Objective:
Write out every entry, unchanged. Skip any picture.

(Records)
========

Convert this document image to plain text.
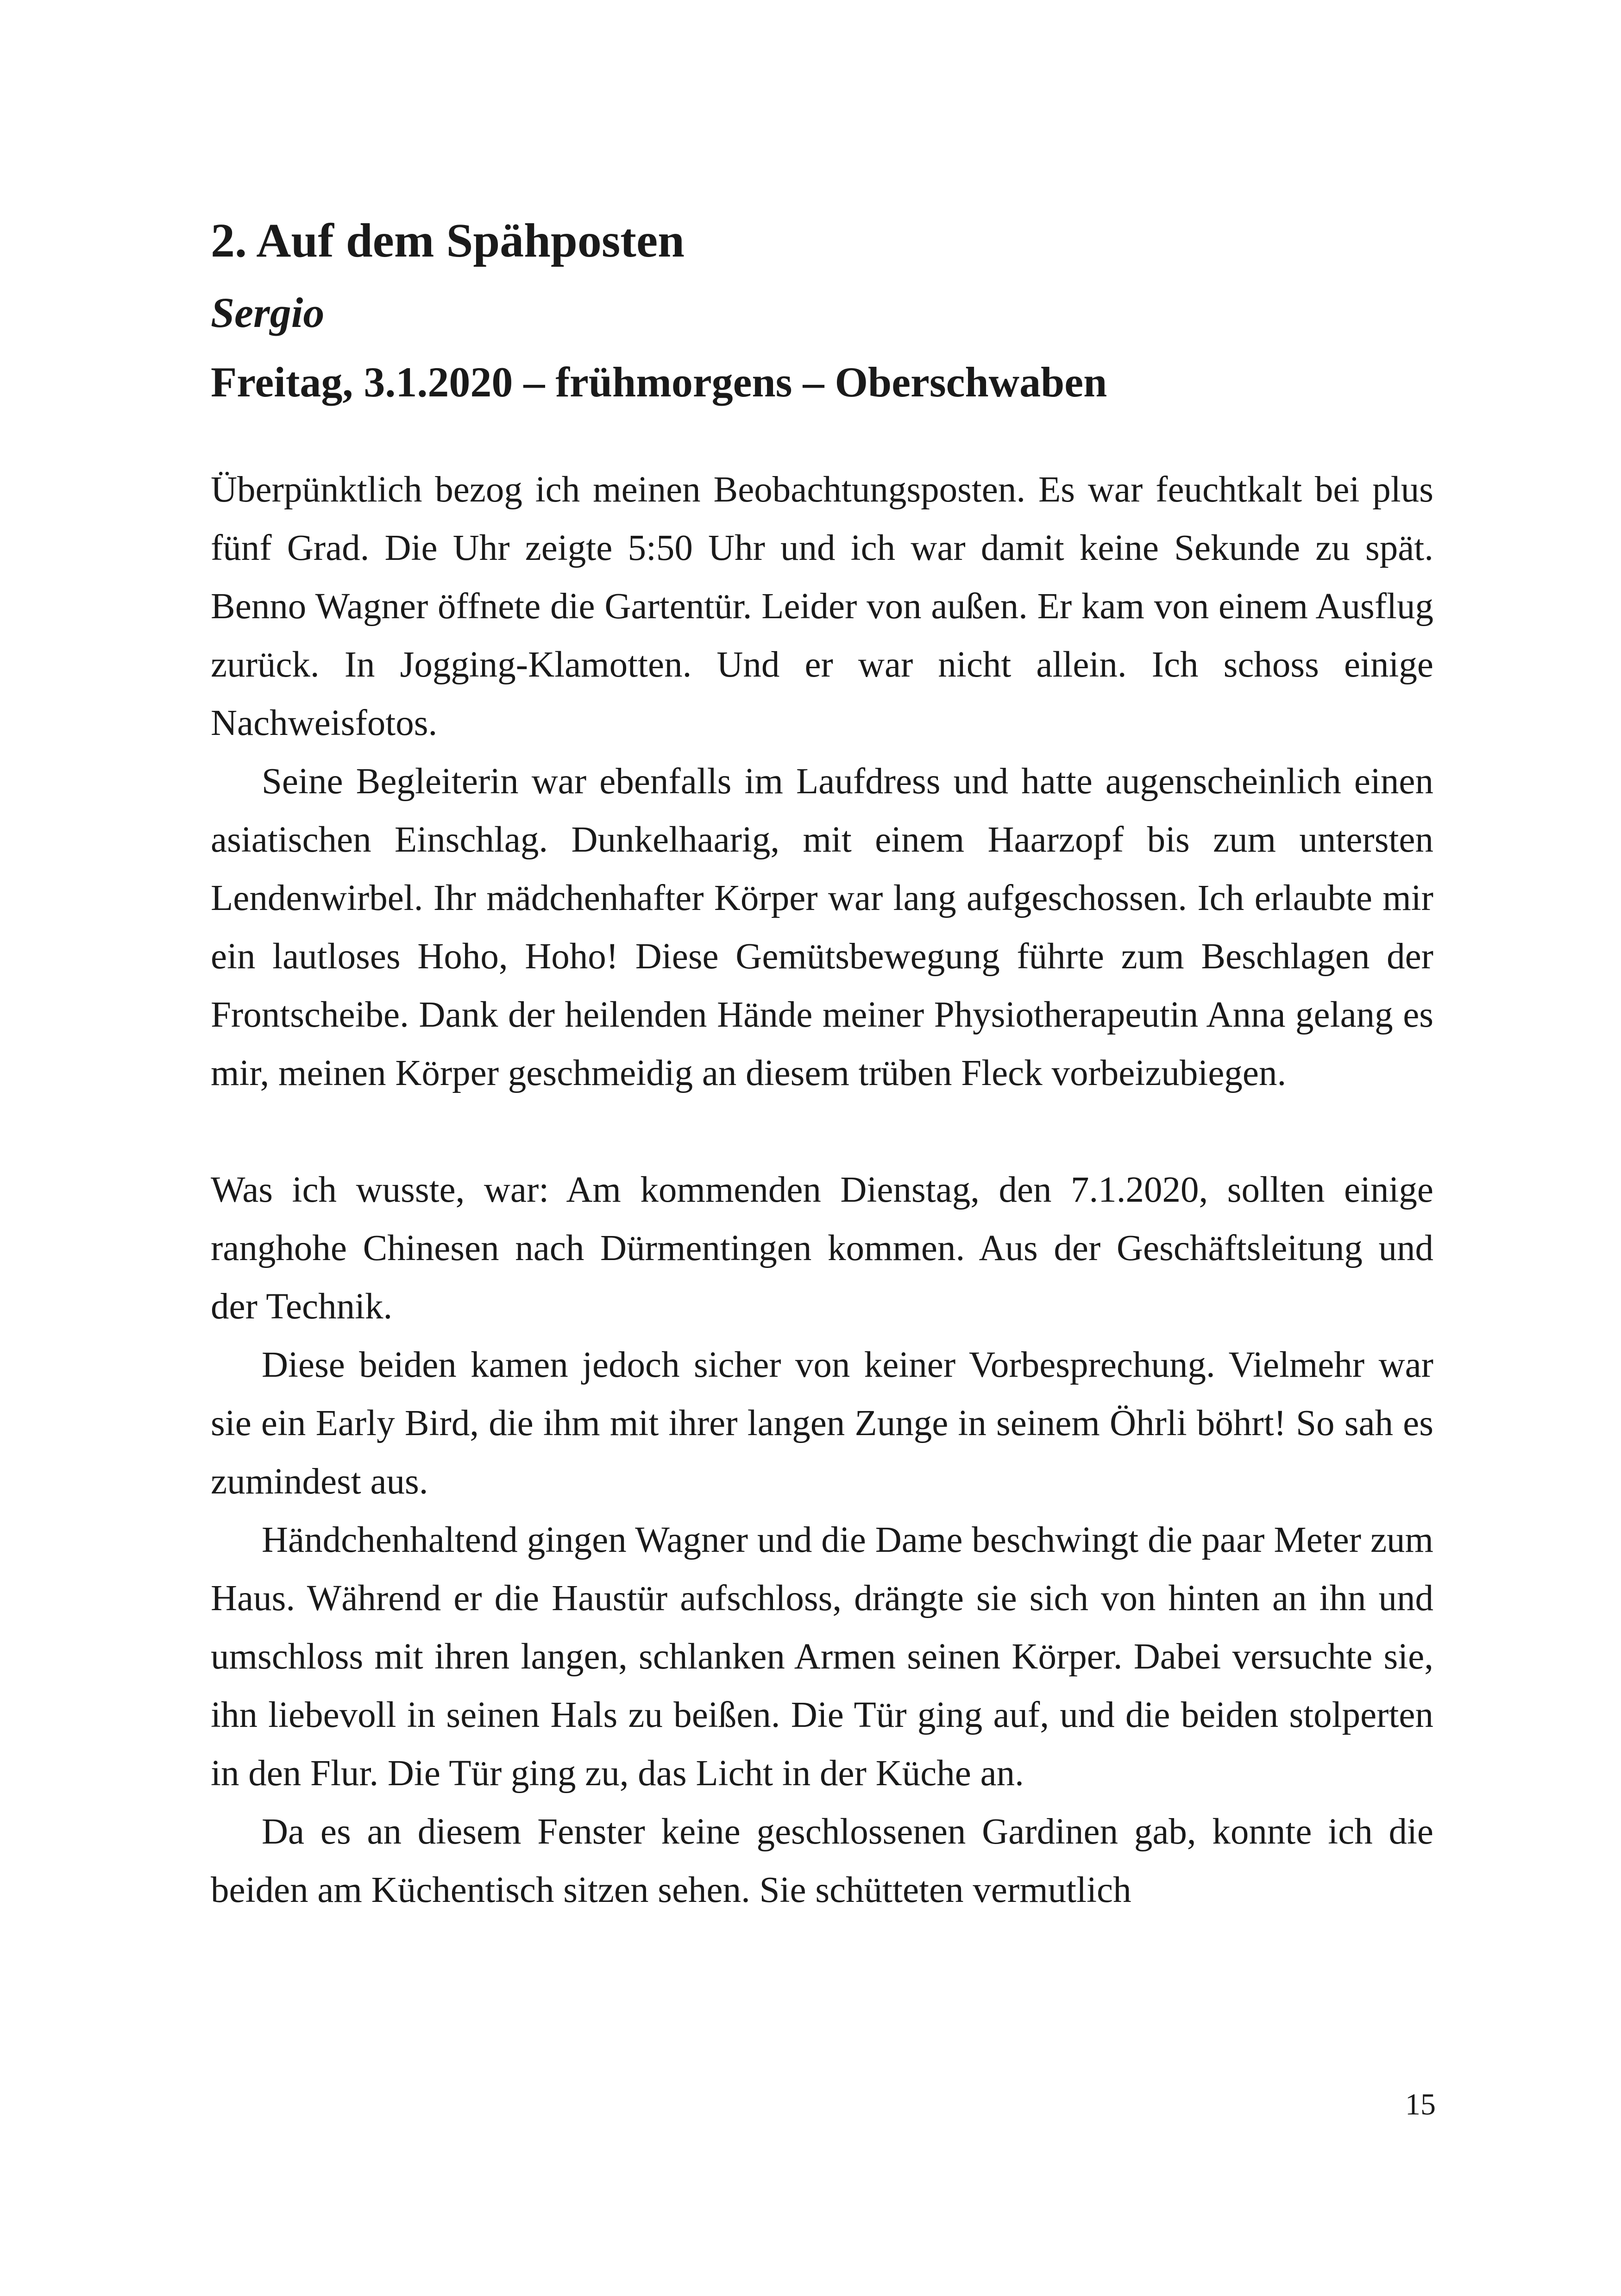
2. Auf dem Spähposten

Sergio

Freitag, 3.1.2020 – frühmorgens – Oberschwaben

Überpünktlich bezog ich meinen Beobachtungsposten. Es war feuchtkalt bei plus fünf Grad. Die Uhr zeigte 5:50 Uhr und ich war damit keine Sekunde zu spät. Benno Wagner öffnete die Gartentür. Leider von außen. Er kam von einem Ausflug zurück. In Jogging-Klamotten. Und er war nicht allein. Ich schoss einige Nachweisfotos.

Seine Begleiterin war ebenfalls im Laufdress und hatte augenscheinlich einen asiatischen Einschlag. Dunkelhaarig, mit einem Haarzopf bis zum untersten Lendenwirbel. Ihr mädchenhafter Körper war lang aufgeschossen. Ich erlaubte mir ein lautloses Hoho, Hoho! Diese Gemütsbewegung führte zum Beschlagen der Frontscheibe. Dank der heilenden Hände meiner Physiotherapeutin Anna gelang es mir, meinen Körper geschmeidig an diesem trüben Fleck vorbeizubiegen.

Was ich wusste, war: Am kommenden Dienstag, den 7.1.2020, sollten einige ranghohe Chinesen nach Dürmentingen kommen. Aus der Geschäftsleitung und der Technik.

Diese beiden kamen jedoch sicher von keiner Vorbesprechung. Vielmehr war sie ein Early Bird, die ihm mit ihrer langen Zunge in seinem Öhrli böhrt! So sah es zumindest aus.

Händchenhaltend gingen Wagner und die Dame beschwingt die paar Meter zum Haus. Während er die Haustür aufschloss, drängte sie sich von hinten an ihn und umschloss mit ihren langen, schlanken Armen seinen Körper. Dabei versuchte sie, ihn liebevoll in seinen Hals zu beißen. Die Tür ging auf, und die beiden stolperten in den Flur. Die Tür ging zu, das Licht in der Küche an.

Da es an diesem Fenster keine geschlossenen Gardinen gab, konnte ich die beiden am Küchentisch sitzen sehen. Sie schütteten vermutlich

15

========

Solution to this exercise:
Convert this document image to plain text.
2. Auf dem Spähposten

Sergio

Freitag, 3.1.2020 – frühmorgens – Oberschwaben

Überpünktlich bezog ich meinen Beobachtungsposten. Es war feuchtkalt bei plus fünf Grad. Die Uhr zeigte 5:50 Uhr und ich war damit keine Sekunde zu spät. Benno Wagner öffnete die Gartentür. Leider von außen. Er kam von einem Ausflug zurück. In Jogging-Klamotten. Und er war nicht allein. Ich schoss einige Nachweisfotos.

Seine Begleiterin war ebenfalls im Laufdress und hatte augenscheinlich einen asiatischen Einschlag. Dunkelhaarig, mit einem Haarzopf bis zum untersten Lendenwirbel. Ihr mädchenhafter Körper war lang aufgeschossen. Ich erlaubte mir ein lautloses Hoho, Hoho! Diese Gemütsbewegung führte zum Beschlagen der Frontscheibe. Dank der heilenden Hände meiner Physiotherapeutin Anna gelang es mir, meinen Körper geschmeidig an diesem trüben Fleck vorbeizubiegen.

Was ich wusste, war: Am kommenden Dienstag, den 7.1.2020, sollten einige ranghohe Chinesen nach Dürmentingen kommen. Aus der Geschäftsleitung und der Technik.

Diese beiden kamen jedoch sicher von keiner Vorbesprechung. Vielmehr war sie ein Early Bird, die ihm mit ihrer langen Zunge in seinem Öhrli böhrt! So sah es zumindest aus.

Händchenhaltend gingen Wagner und die Dame beschwingt die paar Meter zum Haus. Während er die Haustür aufschloss, drängte sie sich von hinten an ihn und umschloss mit ihren langen, schlanken Armen seinen Körper. Dabei versuchte sie, ihn liebevoll in seinen Hals zu beißen. Die Tür ging auf, und die beiden stolperten in den Flur. Die Tür ging zu, das Licht in der Küche an.

Da es an diesem Fenster keine geschlossenen Gardinen gab, konnte ich die beiden am Küchentisch sitzen sehen. Sie schütteten vermutlich

15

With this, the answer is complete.